# [GIVEN PROBLEM]
Look through the data below and count each line where the word "distance" appears. Reply with the count alone.

# [MATERIAL FOR THIS EXERCISE]

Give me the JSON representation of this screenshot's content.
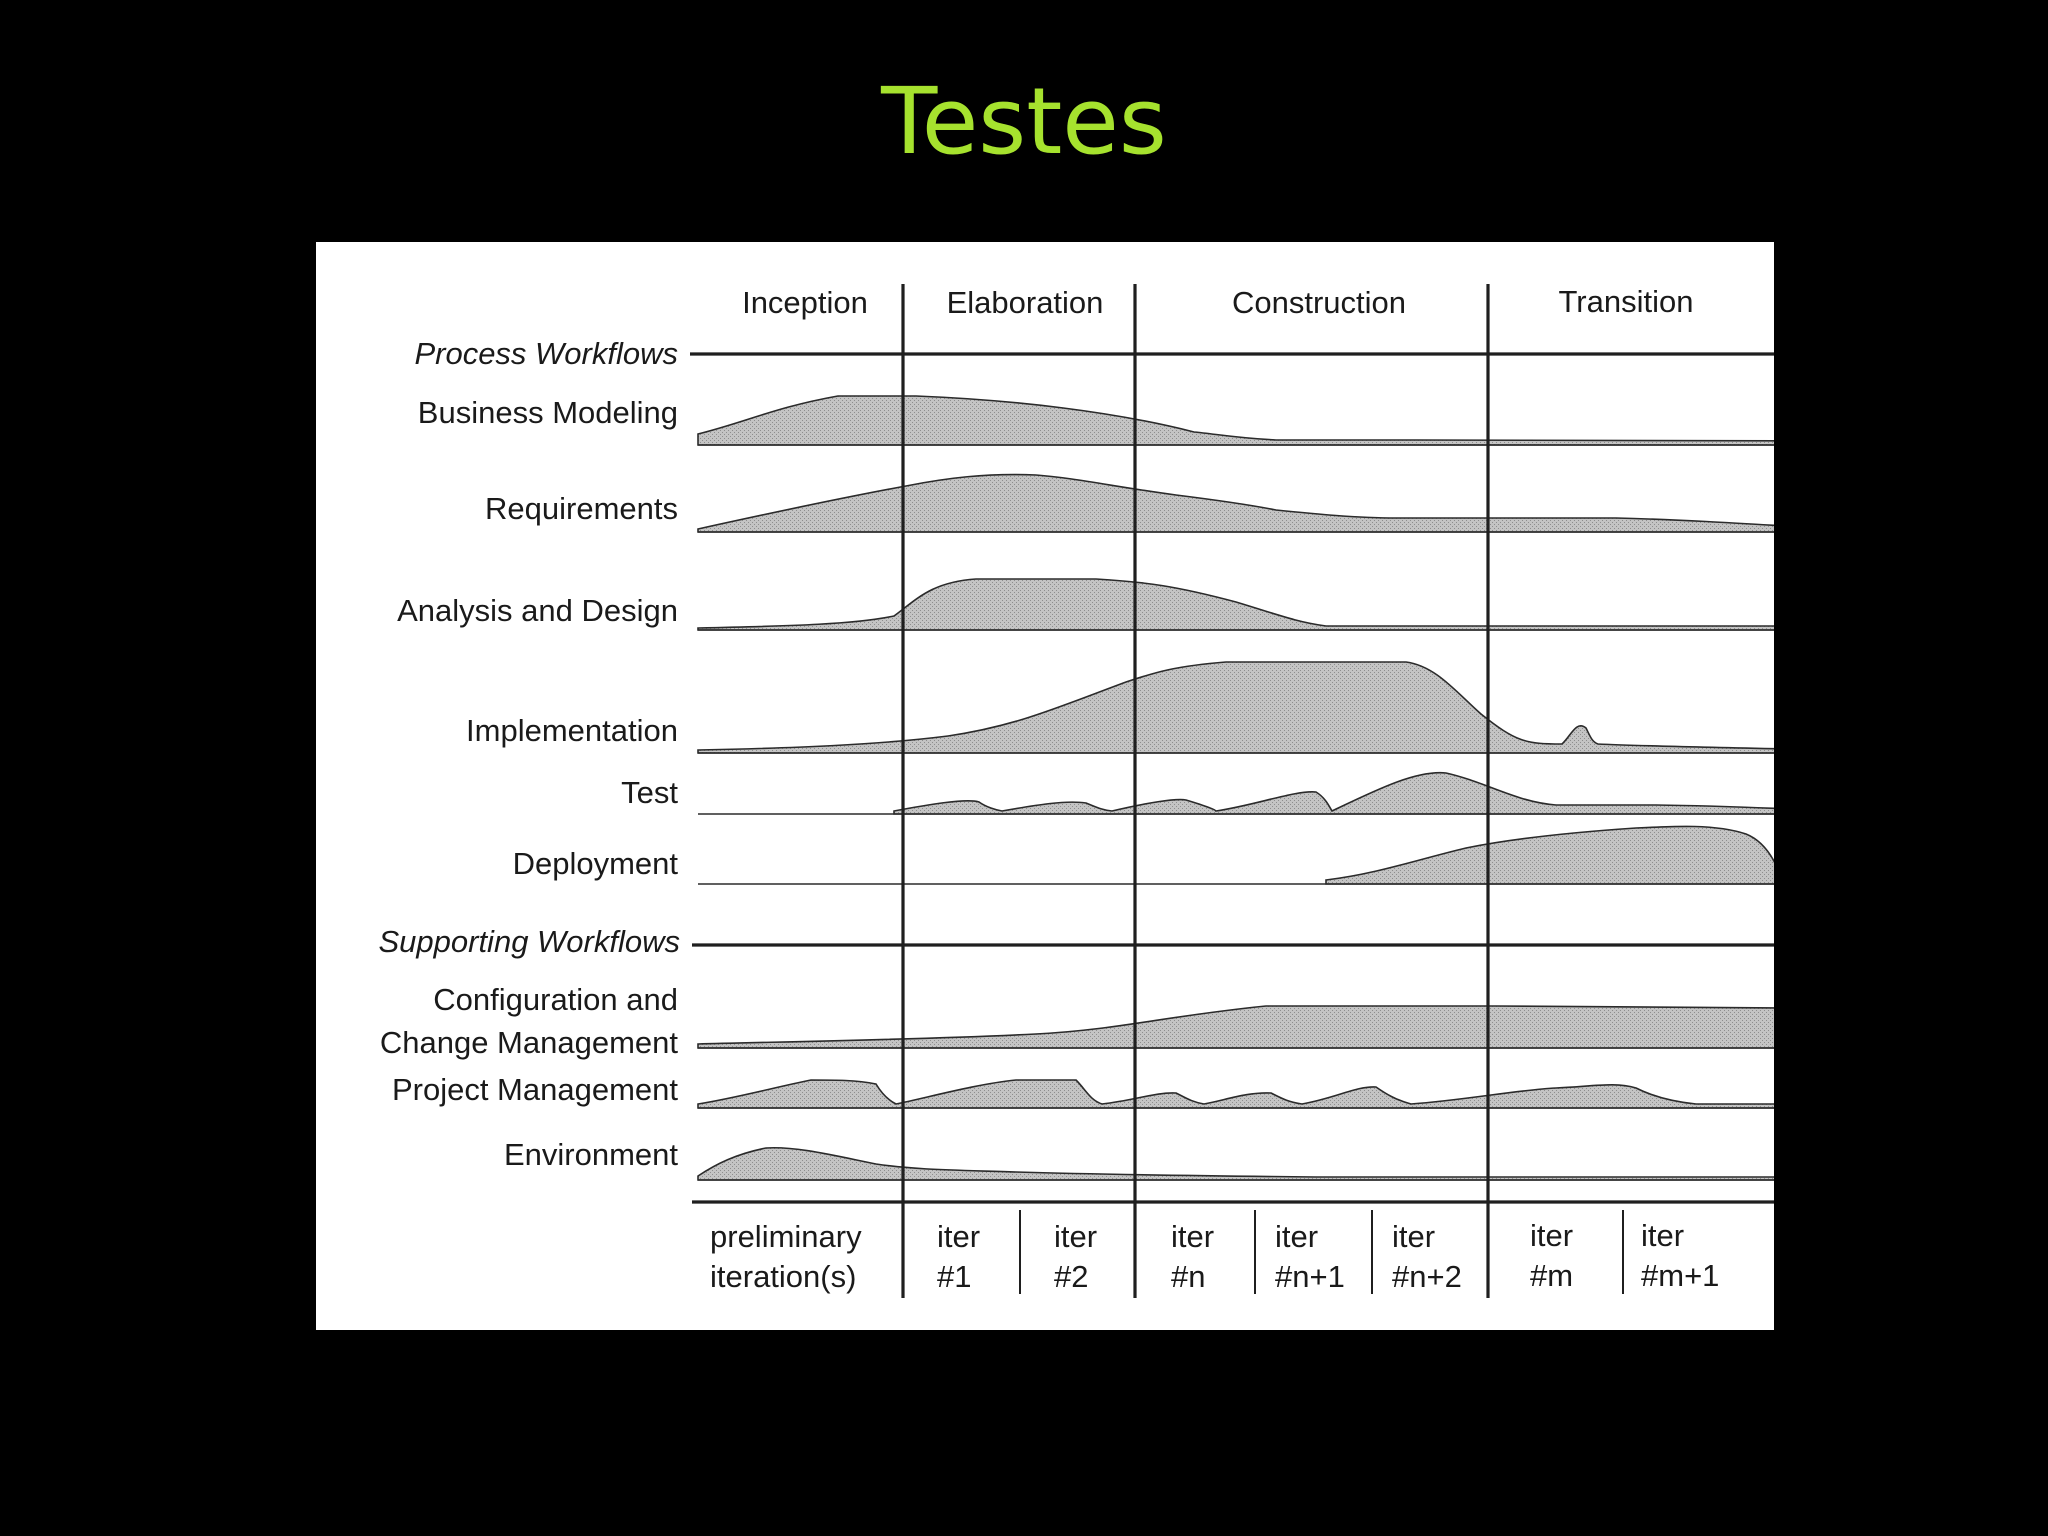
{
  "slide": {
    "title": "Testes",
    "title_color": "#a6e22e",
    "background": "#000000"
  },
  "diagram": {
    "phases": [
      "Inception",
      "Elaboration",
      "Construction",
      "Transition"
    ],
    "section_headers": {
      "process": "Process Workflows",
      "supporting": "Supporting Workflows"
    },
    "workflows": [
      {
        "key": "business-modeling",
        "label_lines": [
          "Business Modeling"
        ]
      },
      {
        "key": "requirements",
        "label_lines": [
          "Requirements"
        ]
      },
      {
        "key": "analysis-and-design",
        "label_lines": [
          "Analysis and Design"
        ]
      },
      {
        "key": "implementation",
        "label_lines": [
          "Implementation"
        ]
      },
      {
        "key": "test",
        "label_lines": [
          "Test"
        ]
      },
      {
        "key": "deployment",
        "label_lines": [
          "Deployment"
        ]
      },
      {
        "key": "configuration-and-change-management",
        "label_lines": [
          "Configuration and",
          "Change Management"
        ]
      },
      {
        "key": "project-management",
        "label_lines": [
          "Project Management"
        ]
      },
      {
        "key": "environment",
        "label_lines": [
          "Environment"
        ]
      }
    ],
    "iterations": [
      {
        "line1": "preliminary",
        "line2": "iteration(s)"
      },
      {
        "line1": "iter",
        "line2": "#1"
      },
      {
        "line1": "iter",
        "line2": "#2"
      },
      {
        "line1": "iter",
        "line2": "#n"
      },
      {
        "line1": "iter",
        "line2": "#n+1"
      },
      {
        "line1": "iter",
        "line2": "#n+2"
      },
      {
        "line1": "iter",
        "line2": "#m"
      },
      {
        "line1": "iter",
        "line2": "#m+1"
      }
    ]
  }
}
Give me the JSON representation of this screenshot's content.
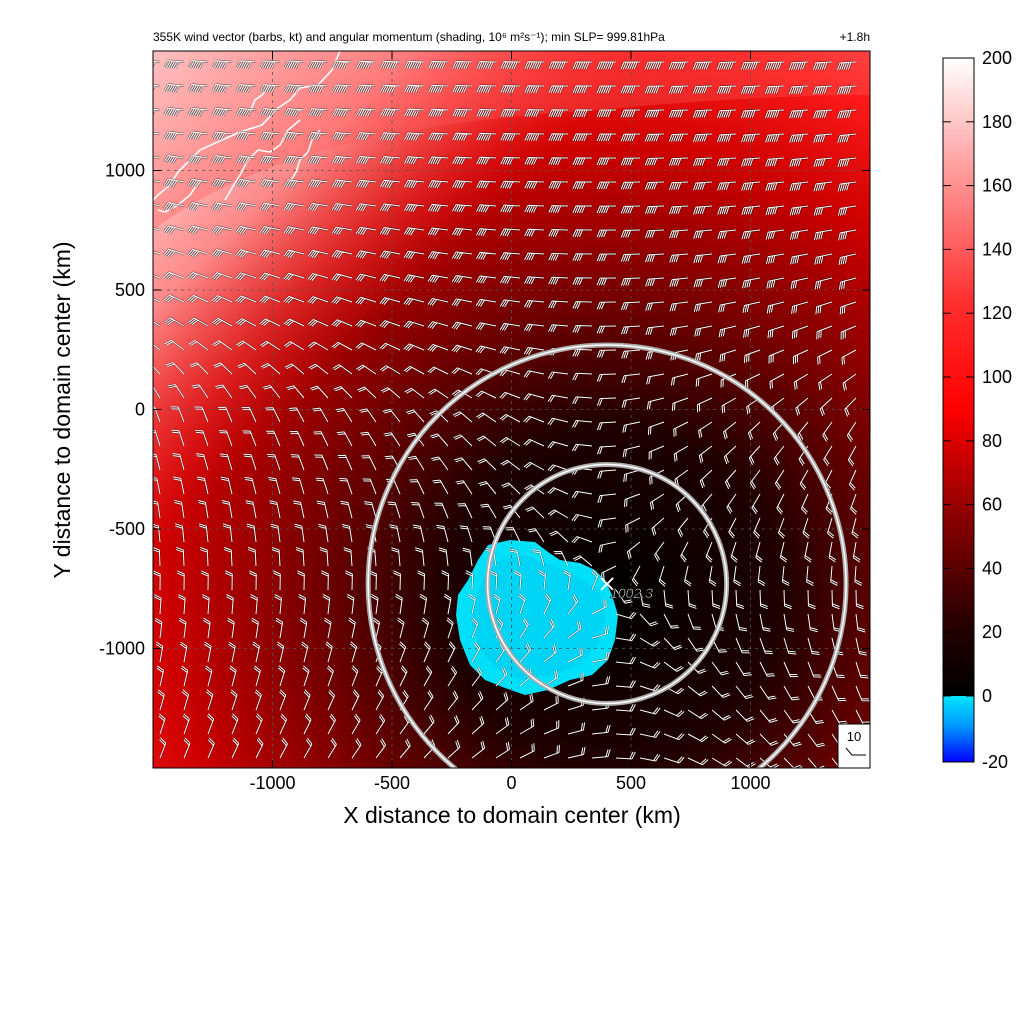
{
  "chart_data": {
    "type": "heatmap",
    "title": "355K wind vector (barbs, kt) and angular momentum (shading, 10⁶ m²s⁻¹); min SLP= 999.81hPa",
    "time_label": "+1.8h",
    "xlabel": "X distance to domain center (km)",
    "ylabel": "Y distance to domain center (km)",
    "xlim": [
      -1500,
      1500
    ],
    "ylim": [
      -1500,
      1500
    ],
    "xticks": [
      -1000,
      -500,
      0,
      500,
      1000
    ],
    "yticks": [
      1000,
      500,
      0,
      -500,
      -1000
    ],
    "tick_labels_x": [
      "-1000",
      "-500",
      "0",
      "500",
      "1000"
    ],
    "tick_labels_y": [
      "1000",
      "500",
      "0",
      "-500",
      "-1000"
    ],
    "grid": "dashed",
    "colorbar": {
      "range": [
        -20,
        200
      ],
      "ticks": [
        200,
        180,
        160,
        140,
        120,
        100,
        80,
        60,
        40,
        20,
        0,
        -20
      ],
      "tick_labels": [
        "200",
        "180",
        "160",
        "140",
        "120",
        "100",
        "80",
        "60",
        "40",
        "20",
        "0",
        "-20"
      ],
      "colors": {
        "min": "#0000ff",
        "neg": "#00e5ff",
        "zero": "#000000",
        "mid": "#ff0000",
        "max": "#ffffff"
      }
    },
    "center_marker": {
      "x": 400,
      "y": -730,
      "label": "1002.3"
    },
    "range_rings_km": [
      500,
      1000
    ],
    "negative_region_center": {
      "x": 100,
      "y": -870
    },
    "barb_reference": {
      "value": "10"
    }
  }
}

# [RESPONSE]
2